## Task requirements
Search the records for the word "Jinan" and pick out every line that has it.
------ Source data
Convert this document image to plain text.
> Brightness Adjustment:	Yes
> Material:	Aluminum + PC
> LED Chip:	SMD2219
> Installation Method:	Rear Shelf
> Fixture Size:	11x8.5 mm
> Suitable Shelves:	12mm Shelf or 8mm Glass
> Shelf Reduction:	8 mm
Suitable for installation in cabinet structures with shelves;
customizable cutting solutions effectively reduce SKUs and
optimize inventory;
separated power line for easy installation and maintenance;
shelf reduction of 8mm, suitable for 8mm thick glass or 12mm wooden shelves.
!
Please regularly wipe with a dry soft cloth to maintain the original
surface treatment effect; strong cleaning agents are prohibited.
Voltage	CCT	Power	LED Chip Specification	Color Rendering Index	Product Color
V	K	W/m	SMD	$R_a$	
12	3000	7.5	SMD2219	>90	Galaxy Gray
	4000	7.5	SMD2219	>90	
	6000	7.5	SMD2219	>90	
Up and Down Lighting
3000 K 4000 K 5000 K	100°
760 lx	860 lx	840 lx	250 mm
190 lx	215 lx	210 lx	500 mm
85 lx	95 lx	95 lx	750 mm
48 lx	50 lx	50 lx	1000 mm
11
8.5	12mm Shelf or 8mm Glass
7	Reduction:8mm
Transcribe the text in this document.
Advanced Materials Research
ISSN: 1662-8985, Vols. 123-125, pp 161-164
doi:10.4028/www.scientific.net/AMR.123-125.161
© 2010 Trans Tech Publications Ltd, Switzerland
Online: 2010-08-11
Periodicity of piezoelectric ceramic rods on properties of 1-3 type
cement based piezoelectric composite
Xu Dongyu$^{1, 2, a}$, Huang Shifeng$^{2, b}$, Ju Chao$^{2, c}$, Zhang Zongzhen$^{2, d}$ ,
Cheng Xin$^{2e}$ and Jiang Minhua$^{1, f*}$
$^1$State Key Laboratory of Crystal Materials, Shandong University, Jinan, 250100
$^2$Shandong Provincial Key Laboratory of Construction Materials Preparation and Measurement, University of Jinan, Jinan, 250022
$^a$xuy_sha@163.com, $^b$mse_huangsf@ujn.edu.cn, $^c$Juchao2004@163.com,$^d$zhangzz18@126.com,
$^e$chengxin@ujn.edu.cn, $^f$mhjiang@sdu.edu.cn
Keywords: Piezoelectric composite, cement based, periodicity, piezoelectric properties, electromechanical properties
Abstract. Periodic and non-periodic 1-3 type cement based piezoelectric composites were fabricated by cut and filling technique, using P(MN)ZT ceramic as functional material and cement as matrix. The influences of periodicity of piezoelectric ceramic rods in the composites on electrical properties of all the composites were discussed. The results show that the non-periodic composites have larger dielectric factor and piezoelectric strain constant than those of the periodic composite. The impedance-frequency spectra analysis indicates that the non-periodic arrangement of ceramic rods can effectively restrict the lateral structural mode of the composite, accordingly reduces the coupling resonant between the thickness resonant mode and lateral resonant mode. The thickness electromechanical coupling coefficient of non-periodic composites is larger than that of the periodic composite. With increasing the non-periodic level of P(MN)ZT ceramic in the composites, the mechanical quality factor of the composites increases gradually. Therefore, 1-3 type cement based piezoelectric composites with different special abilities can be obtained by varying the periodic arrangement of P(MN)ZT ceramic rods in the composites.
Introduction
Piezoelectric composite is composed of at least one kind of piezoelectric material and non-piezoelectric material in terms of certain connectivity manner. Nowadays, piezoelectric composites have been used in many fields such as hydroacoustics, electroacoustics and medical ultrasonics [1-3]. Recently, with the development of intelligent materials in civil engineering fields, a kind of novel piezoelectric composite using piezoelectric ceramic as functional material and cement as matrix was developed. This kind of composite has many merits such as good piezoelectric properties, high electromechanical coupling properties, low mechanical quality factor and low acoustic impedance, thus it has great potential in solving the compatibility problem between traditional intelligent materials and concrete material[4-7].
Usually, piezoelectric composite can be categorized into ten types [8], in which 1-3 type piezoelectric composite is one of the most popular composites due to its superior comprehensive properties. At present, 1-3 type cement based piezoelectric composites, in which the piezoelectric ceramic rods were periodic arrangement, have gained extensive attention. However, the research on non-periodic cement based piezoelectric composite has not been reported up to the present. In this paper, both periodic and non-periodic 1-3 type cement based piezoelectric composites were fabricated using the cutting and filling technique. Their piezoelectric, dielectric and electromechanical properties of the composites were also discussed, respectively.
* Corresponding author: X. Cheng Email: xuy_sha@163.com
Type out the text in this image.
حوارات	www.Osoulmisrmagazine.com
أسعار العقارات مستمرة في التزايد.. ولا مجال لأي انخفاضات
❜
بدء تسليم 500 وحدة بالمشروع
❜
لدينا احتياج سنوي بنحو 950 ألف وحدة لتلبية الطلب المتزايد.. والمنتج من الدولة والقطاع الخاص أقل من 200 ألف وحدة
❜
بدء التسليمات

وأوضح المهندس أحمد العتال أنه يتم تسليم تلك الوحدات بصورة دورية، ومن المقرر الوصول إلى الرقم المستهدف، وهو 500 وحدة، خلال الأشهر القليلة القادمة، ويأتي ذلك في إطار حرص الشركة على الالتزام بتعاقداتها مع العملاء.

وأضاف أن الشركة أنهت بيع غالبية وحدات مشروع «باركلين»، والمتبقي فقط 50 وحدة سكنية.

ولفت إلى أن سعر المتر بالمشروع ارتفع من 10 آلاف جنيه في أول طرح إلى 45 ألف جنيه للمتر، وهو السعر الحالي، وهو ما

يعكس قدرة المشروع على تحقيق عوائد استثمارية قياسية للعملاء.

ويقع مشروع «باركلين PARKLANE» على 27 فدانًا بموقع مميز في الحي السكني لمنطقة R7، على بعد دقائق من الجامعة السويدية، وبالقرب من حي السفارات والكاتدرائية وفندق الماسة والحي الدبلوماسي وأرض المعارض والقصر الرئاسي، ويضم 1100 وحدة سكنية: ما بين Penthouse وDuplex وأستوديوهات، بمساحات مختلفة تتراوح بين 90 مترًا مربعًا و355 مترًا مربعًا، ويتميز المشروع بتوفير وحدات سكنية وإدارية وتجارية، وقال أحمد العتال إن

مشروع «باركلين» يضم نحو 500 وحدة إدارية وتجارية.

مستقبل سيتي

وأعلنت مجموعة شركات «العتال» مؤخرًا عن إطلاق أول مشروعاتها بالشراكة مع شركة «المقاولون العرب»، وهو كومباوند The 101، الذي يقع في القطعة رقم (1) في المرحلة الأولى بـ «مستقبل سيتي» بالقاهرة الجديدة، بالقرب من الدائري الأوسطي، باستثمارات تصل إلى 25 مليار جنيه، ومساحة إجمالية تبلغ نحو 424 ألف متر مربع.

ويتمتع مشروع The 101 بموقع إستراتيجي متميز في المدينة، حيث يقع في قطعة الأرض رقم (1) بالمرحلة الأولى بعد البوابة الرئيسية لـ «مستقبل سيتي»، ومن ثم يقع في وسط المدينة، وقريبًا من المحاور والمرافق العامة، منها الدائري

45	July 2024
------------
------ Source data
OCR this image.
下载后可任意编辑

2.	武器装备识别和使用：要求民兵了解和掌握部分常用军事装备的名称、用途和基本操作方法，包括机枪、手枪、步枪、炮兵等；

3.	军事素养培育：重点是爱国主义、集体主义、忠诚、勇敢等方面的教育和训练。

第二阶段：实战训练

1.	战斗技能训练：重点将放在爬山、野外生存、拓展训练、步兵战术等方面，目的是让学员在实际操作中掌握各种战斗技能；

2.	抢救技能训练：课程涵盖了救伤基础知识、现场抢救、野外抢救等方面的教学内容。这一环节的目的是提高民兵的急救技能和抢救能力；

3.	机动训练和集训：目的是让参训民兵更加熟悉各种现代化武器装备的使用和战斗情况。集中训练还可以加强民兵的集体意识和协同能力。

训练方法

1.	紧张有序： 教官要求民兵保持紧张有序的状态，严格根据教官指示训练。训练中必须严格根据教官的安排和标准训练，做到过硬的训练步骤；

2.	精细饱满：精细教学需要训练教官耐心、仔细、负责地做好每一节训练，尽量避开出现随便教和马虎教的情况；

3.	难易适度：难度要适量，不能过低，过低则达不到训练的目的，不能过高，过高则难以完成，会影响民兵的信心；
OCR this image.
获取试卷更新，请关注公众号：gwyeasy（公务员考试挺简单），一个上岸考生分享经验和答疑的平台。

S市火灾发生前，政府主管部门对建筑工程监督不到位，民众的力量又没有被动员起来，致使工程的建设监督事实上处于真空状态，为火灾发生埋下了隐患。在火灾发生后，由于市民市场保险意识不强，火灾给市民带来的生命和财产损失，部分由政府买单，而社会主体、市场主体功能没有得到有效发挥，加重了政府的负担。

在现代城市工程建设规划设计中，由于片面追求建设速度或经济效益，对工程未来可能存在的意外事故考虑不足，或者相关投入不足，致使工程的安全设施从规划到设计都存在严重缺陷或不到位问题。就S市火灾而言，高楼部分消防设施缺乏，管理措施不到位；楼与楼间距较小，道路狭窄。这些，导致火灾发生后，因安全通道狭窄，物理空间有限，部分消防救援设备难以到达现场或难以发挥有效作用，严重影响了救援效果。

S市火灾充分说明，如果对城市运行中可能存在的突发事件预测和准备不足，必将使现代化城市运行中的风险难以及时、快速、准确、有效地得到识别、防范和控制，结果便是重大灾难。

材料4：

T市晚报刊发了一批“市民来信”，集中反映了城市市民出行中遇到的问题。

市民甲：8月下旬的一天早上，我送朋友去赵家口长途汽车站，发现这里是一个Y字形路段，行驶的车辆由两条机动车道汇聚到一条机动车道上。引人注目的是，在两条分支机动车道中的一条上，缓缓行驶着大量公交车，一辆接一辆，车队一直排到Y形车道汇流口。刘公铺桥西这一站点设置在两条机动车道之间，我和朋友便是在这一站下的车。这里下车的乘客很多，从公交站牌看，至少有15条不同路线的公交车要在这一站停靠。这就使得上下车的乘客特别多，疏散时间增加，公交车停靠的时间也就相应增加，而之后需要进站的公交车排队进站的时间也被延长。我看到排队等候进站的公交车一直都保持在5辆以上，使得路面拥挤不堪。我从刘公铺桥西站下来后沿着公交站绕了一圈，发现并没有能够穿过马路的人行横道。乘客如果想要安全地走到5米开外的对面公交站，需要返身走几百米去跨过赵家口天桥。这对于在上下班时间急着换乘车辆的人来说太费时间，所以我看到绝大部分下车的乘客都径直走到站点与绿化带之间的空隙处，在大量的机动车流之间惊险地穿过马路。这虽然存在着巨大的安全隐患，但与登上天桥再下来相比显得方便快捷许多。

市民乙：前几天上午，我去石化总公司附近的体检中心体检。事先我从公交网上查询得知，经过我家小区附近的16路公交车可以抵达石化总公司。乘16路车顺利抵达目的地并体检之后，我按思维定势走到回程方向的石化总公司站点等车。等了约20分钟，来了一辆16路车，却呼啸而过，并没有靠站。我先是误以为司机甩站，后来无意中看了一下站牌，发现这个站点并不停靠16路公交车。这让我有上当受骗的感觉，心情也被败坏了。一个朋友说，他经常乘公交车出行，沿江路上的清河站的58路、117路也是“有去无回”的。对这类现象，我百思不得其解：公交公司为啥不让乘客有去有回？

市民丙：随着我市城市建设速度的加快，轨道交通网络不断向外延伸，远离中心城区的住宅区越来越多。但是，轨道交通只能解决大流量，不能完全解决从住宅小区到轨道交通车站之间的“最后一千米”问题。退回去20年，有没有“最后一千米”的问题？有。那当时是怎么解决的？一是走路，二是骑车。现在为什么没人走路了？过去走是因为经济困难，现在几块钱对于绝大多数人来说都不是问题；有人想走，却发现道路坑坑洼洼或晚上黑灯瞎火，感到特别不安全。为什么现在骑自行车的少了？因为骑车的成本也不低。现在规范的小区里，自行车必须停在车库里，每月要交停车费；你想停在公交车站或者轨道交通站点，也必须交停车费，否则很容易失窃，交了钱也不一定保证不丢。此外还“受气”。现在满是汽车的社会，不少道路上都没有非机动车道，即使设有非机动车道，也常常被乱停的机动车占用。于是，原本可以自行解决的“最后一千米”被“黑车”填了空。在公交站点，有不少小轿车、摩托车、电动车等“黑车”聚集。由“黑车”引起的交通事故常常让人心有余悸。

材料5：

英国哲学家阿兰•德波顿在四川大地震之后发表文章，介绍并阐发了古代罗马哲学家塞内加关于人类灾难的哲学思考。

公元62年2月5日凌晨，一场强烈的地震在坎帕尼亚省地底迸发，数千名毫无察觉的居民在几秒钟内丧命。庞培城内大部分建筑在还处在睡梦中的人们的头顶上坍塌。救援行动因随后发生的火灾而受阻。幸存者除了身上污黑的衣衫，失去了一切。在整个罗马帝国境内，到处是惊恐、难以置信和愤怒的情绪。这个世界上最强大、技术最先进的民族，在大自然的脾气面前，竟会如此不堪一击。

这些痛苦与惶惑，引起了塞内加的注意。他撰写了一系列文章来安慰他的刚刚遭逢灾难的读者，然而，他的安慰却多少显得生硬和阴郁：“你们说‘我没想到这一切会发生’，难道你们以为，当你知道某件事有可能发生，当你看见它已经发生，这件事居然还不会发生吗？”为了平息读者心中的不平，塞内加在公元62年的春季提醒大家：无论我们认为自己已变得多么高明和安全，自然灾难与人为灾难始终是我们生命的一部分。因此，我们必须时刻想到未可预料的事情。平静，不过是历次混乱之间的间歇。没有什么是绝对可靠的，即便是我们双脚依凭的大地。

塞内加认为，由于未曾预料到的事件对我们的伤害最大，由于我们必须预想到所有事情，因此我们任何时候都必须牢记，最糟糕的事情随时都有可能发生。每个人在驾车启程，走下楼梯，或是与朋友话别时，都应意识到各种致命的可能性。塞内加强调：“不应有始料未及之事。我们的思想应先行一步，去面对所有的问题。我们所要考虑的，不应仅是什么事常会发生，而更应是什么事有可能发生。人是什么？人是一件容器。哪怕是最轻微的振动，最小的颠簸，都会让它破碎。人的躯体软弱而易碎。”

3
------------
------ Source data
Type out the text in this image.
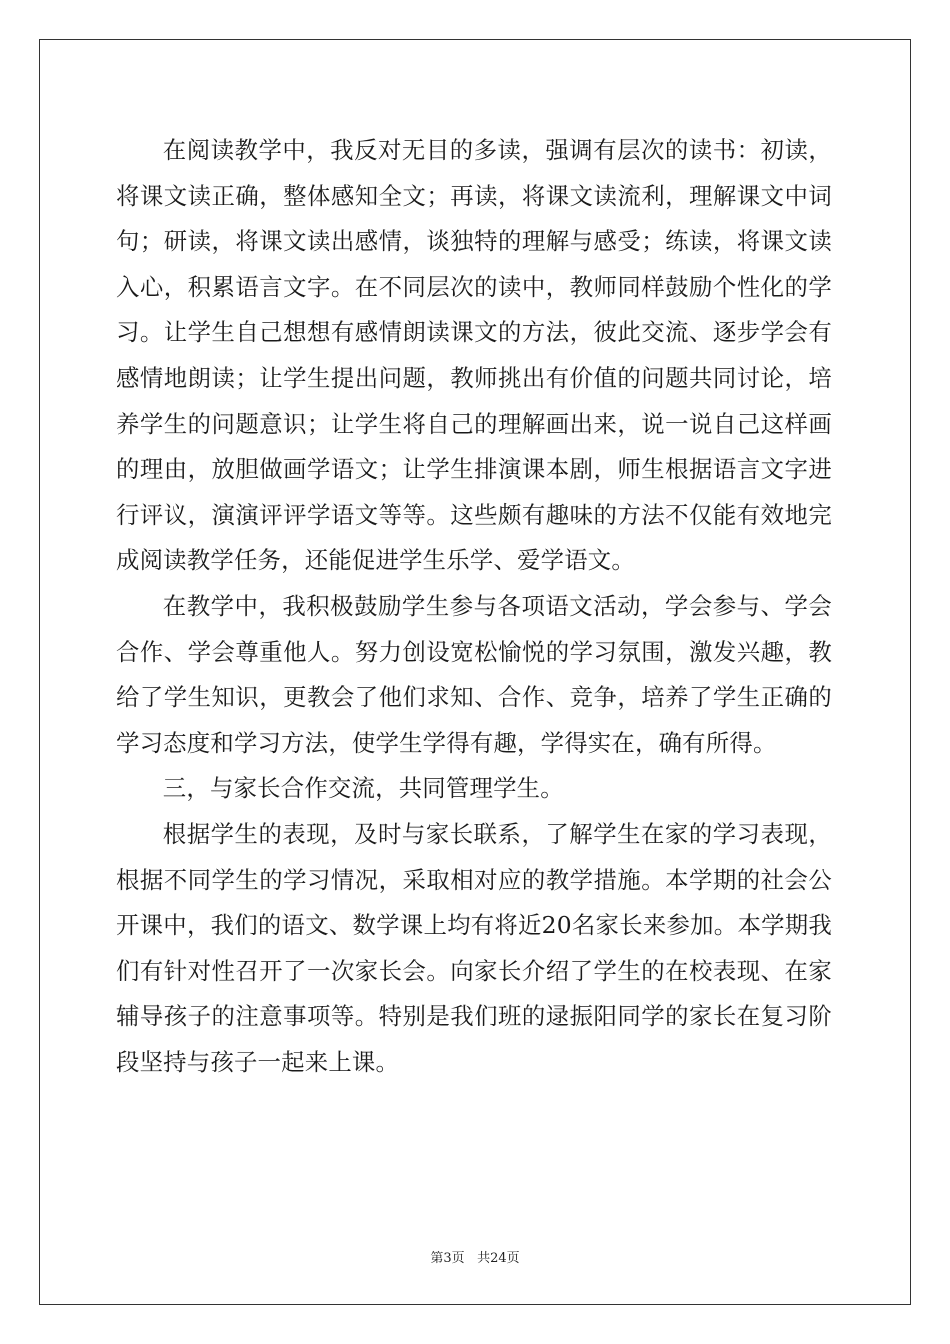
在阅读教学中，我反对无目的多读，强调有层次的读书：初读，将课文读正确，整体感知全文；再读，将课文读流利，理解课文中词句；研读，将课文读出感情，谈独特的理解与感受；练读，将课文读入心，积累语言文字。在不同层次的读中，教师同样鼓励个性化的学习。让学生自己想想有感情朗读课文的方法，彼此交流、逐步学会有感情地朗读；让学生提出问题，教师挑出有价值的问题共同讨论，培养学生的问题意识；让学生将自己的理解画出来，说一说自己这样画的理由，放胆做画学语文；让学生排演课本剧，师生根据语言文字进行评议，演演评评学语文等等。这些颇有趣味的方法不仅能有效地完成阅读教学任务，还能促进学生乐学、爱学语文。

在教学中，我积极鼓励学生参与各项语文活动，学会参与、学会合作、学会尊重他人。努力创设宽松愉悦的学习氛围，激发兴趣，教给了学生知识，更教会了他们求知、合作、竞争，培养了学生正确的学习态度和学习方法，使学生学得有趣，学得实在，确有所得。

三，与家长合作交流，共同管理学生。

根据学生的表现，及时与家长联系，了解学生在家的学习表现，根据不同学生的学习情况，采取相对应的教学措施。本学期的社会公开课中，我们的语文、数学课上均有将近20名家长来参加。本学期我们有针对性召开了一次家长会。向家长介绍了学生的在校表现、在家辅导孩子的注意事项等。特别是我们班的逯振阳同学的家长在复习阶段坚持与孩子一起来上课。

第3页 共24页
------------
## Full output
$^1$State Key Laboratory of Crystal Materials, Shandong University, Jinan, 250100
$^2$Shandong Provincial Key Laboratory of Construction Materials Preparation and Measurement, University of Jinan, Jinan, 250022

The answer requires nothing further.